:: EXERCISE DIRECTIONS ::
Below is a block of records: output all of them exactly and leave out the pictures.

Figure content listings
* start *
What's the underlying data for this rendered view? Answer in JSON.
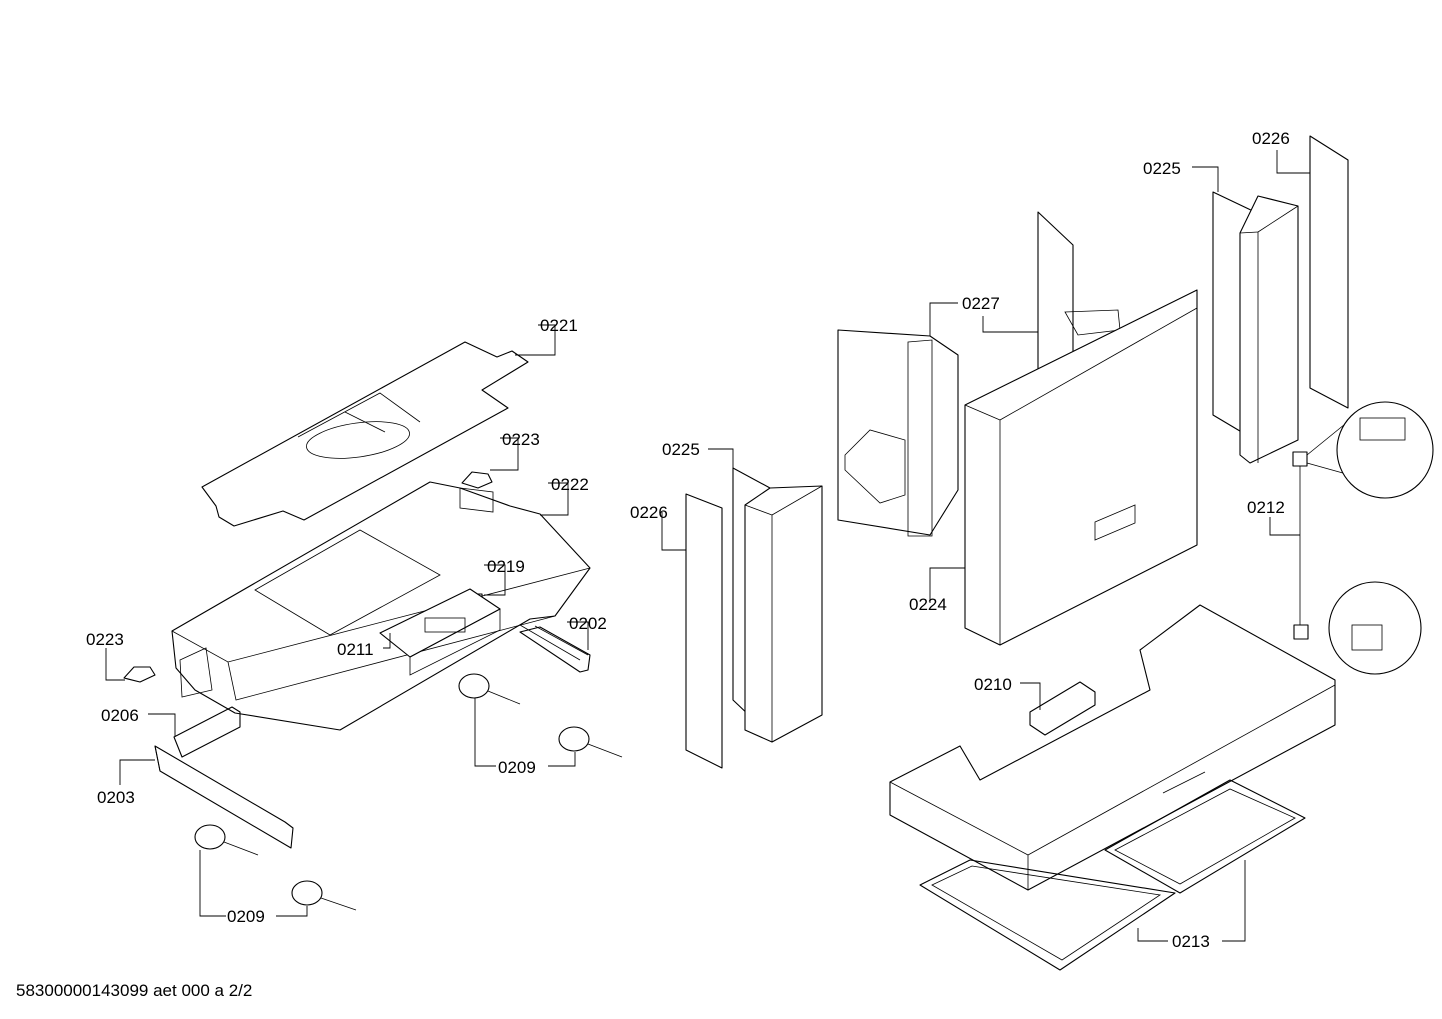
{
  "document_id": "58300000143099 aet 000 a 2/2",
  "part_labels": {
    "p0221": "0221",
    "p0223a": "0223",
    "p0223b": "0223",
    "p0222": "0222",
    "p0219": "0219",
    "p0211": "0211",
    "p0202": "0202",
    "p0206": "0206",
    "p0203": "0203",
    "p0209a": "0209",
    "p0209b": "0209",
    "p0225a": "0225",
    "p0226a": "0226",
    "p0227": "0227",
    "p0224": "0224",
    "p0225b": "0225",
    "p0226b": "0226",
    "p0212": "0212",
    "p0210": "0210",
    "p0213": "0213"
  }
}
* end *
:: ANSWER ::
What's the underlying data for this rendered view? Answer in JSON.
{
  "document_id": "58300000143099 aet 000 a 2/2",
  "part_labels": {
    "p0221": "0221",
    "p0223a": "0223",
    "p0223b": "0223",
    "p0222": "0222",
    "p0219": "0219",
    "p0211": "0211",
    "p0202": "0202",
    "p0206": "0206",
    "p0203": "0203",
    "p0209a": "0209",
    "p0209b": "0209",
    "p0225a": "0225",
    "p0226a": "0226",
    "p0227": "0227",
    "p0224": "0224",
    "p0225b": "0225",
    "p0226b": "0226",
    "p0212": "0212",
    "p0210": "0210",
    "p0213": "0213"
  }
}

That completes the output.